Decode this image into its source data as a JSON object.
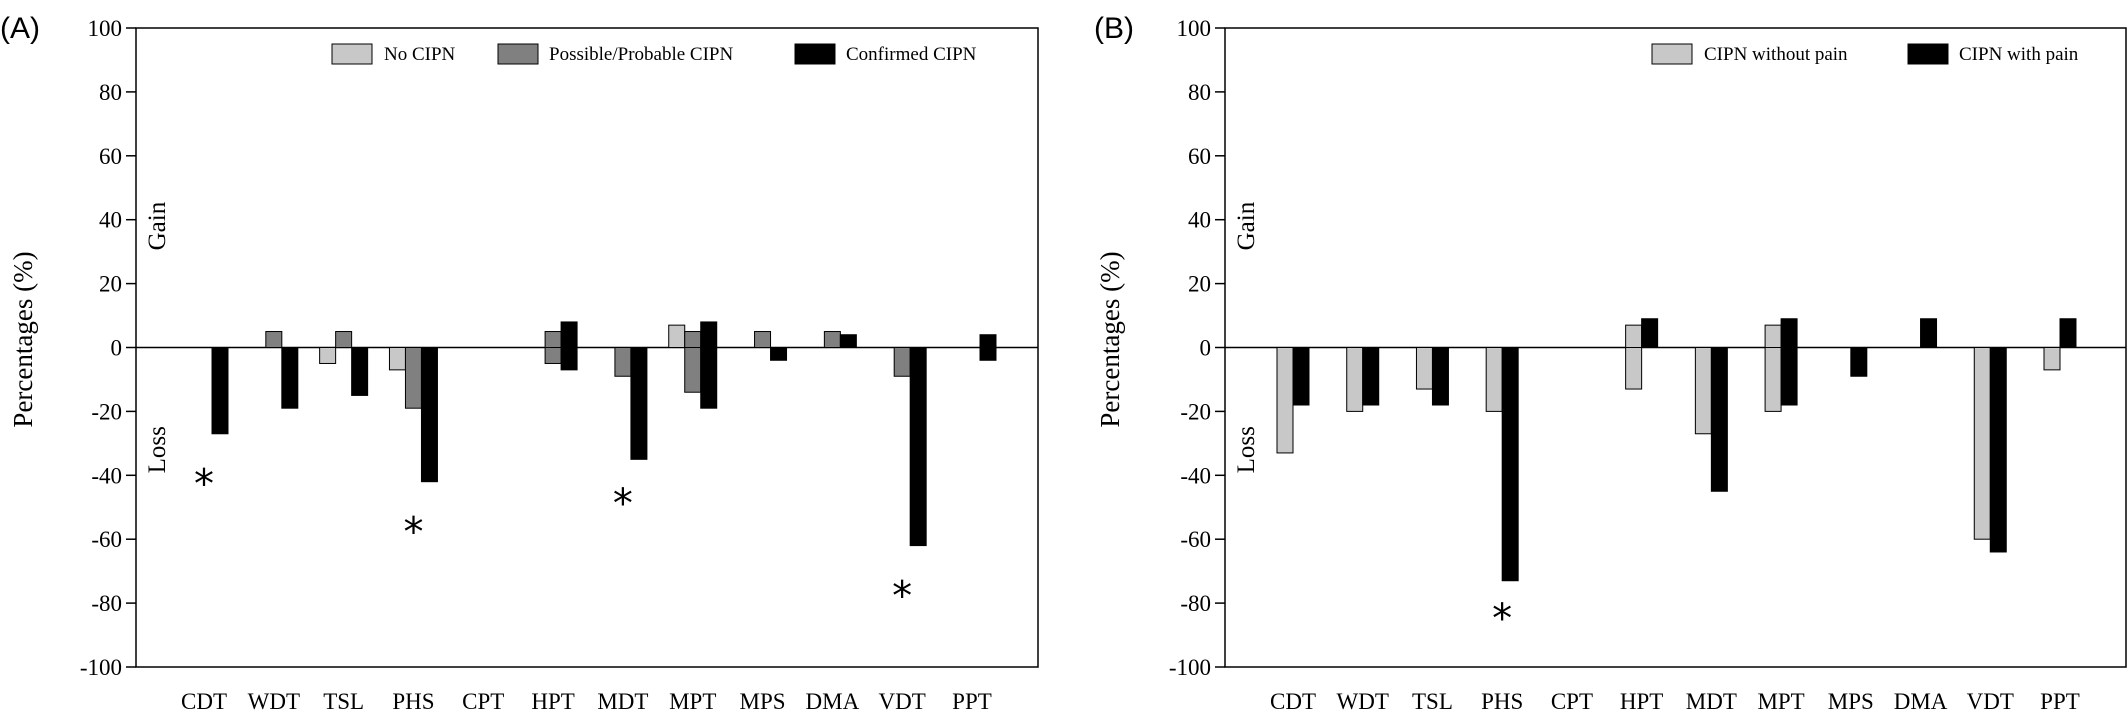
{
  "chart_data": [
    {
      "panel_label": "(A)",
      "type": "bar",
      "ylabel": "Percentages (%)",
      "ylim": [
        -100,
        100
      ],
      "yticks": [
        -100,
        -80,
        -60,
        -40,
        -20,
        0,
        20,
        40,
        60,
        80,
        100
      ],
      "gain_label": "Gain",
      "loss_label": "Loss",
      "legend_position": "top-right",
      "categories": [
        "CDT",
        "WDT",
        "TSL",
        "PHS",
        "CPT",
        "HPT",
        "MDT",
        "MPT",
        "MPS",
        "DMA",
        "VDT",
        "PPT"
      ],
      "series": [
        {
          "name": "No CIPN",
          "color": "#c8c8c8",
          "gain": [
            0,
            0,
            0,
            0,
            0,
            0,
            0,
            7,
            0,
            0,
            0,
            0
          ],
          "loss": [
            0,
            0,
            -5,
            -7,
            0,
            0,
            0,
            0,
            0,
            0,
            0,
            0
          ]
        },
        {
          "name": "Possible/Probable CIPN",
          "color": "#808080",
          "gain": [
            0,
            5,
            5,
            0,
            0,
            5,
            0,
            5,
            5,
            5,
            0,
            0
          ],
          "loss": [
            0,
            0,
            0,
            -19,
            0,
            -5,
            -9,
            -14,
            0,
            0,
            -9,
            0
          ]
        },
        {
          "name": "Confirmed CIPN",
          "color": "#000000",
          "gain": [
            0,
            0,
            0,
            0,
            0,
            8,
            0,
            8,
            0,
            4,
            0,
            4
          ],
          "loss": [
            -27,
            -19,
            -15,
            -42,
            0,
            -7,
            -35,
            -19,
            -4,
            0,
            -62,
            -4
          ]
        }
      ],
      "significance_marks": [
        {
          "category": "CDT",
          "symbol": "*",
          "y": -42
        },
        {
          "category": "PHS",
          "symbol": "*",
          "y": -57
        },
        {
          "category": "MDT",
          "symbol": "*",
          "y": -48
        },
        {
          "category": "VDT",
          "symbol": "*",
          "y": -77
        }
      ]
    },
    {
      "panel_label": "(B)",
      "type": "bar",
      "ylabel": "Percentages (%)",
      "ylim": [
        -100,
        100
      ],
      "yticks": [
        -100,
        -80,
        -60,
        -40,
        -20,
        0,
        20,
        40,
        60,
        80,
        100
      ],
      "gain_label": "Gain",
      "loss_label": "Loss",
      "legend_position": "top-right",
      "categories": [
        "CDT",
        "WDT",
        "TSL",
        "PHS",
        "CPT",
        "HPT",
        "MDT",
        "MPT",
        "MPS",
        "DMA",
        "VDT",
        "PPT"
      ],
      "series": [
        {
          "name": "CIPN without pain",
          "color": "#c8c8c8",
          "gain": [
            0,
            0,
            0,
            0,
            0,
            7,
            0,
            7,
            0,
            0,
            0,
            0
          ],
          "loss": [
            -33,
            -20,
            -13,
            -20,
            0,
            -13,
            -27,
            -20,
            0,
            0,
            -60,
            -7
          ]
        },
        {
          "name": "CIPN with pain",
          "color": "#000000",
          "gain": [
            0,
            0,
            0,
            0,
            0,
            9,
            0,
            9,
            0,
            9,
            0,
            9
          ],
          "loss": [
            -18,
            -18,
            -18,
            -73,
            0,
            0,
            -45,
            -18,
            -9,
            0,
            -64,
            0
          ]
        }
      ],
      "significance_marks": [
        {
          "category": "PHS",
          "symbol": "*",
          "y": -84
        }
      ]
    }
  ]
}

Task instructions
Using the records above, output their complete text exactly, minus any images.

Result for this exercise
Decode this image into its source data as a JSON object.
{
  "chart_data": [
    {
      "panel_label": "(A)",
      "type": "bar",
      "ylabel": "Percentages (%)",
      "ylim": [
        -100,
        100
      ],
      "yticks": [
        -100,
        -80,
        -60,
        -40,
        -20,
        0,
        20,
        40,
        60,
        80,
        100
      ],
      "gain_label": "Gain",
      "loss_label": "Loss",
      "legend_position": "top-right",
      "categories": [
        "CDT",
        "WDT",
        "TSL",
        "PHS",
        "CPT",
        "HPT",
        "MDT",
        "MPT",
        "MPS",
        "DMA",
        "VDT",
        "PPT"
      ],
      "series": [
        {
          "name": "No CIPN",
          "color": "#c8c8c8",
          "gain": [
            0,
            0,
            0,
            0,
            0,
            0,
            0,
            7,
            0,
            0,
            0,
            0
          ],
          "loss": [
            0,
            0,
            -5,
            -7,
            0,
            0,
            0,
            0,
            0,
            0,
            0,
            0
          ]
        },
        {
          "name": "Possible/Probable CIPN",
          "color": "#808080",
          "gain": [
            0,
            5,
            5,
            0,
            0,
            5,
            0,
            5,
            5,
            5,
            0,
            0
          ],
          "loss": [
            0,
            0,
            0,
            -19,
            0,
            -5,
            -9,
            -14,
            0,
            0,
            -9,
            0
          ]
        },
        {
          "name": "Confirmed CIPN",
          "color": "#000000",
          "gain": [
            0,
            0,
            0,
            0,
            0,
            8,
            0,
            8,
            0,
            4,
            0,
            4
          ],
          "loss": [
            -27,
            -19,
            -15,
            -42,
            0,
            -7,
            -35,
            -19,
            -4,
            0,
            -62,
            -4
          ]
        }
      ],
      "significance_marks": [
        {
          "category": "CDT",
          "symbol": "*",
          "y": -42
        },
        {
          "category": "PHS",
          "symbol": "*",
          "y": -57
        },
        {
          "category": "MDT",
          "symbol": "*",
          "y": -48
        },
        {
          "category": "VDT",
          "symbol": "*",
          "y": -77
        }
      ]
    },
    {
      "panel_label": "(B)",
      "type": "bar",
      "ylabel": "Percentages (%)",
      "ylim": [
        -100,
        100
      ],
      "yticks": [
        -100,
        -80,
        -60,
        -40,
        -20,
        0,
        20,
        40,
        60,
        80,
        100
      ],
      "gain_label": "Gain",
      "loss_label": "Loss",
      "legend_position": "top-right",
      "categories": [
        "CDT",
        "WDT",
        "TSL",
        "PHS",
        "CPT",
        "HPT",
        "MDT",
        "MPT",
        "MPS",
        "DMA",
        "VDT",
        "PPT"
      ],
      "series": [
        {
          "name": "CIPN without pain",
          "color": "#c8c8c8",
          "gain": [
            0,
            0,
            0,
            0,
            0,
            7,
            0,
            7,
            0,
            0,
            0,
            0
          ],
          "loss": [
            -33,
            -20,
            -13,
            -20,
            0,
            -13,
            -27,
            -20,
            0,
            0,
            -60,
            -7
          ]
        },
        {
          "name": "CIPN with pain",
          "color": "#000000",
          "gain": [
            0,
            0,
            0,
            0,
            0,
            9,
            0,
            9,
            0,
            9,
            0,
            9
          ],
          "loss": [
            -18,
            -18,
            -18,
            -73,
            0,
            0,
            -45,
            -18,
            -9,
            0,
            -64,
            0
          ]
        }
      ],
      "significance_marks": [
        {
          "category": "PHS",
          "symbol": "*",
          "y": -84
        }
      ]
    }
  ]
}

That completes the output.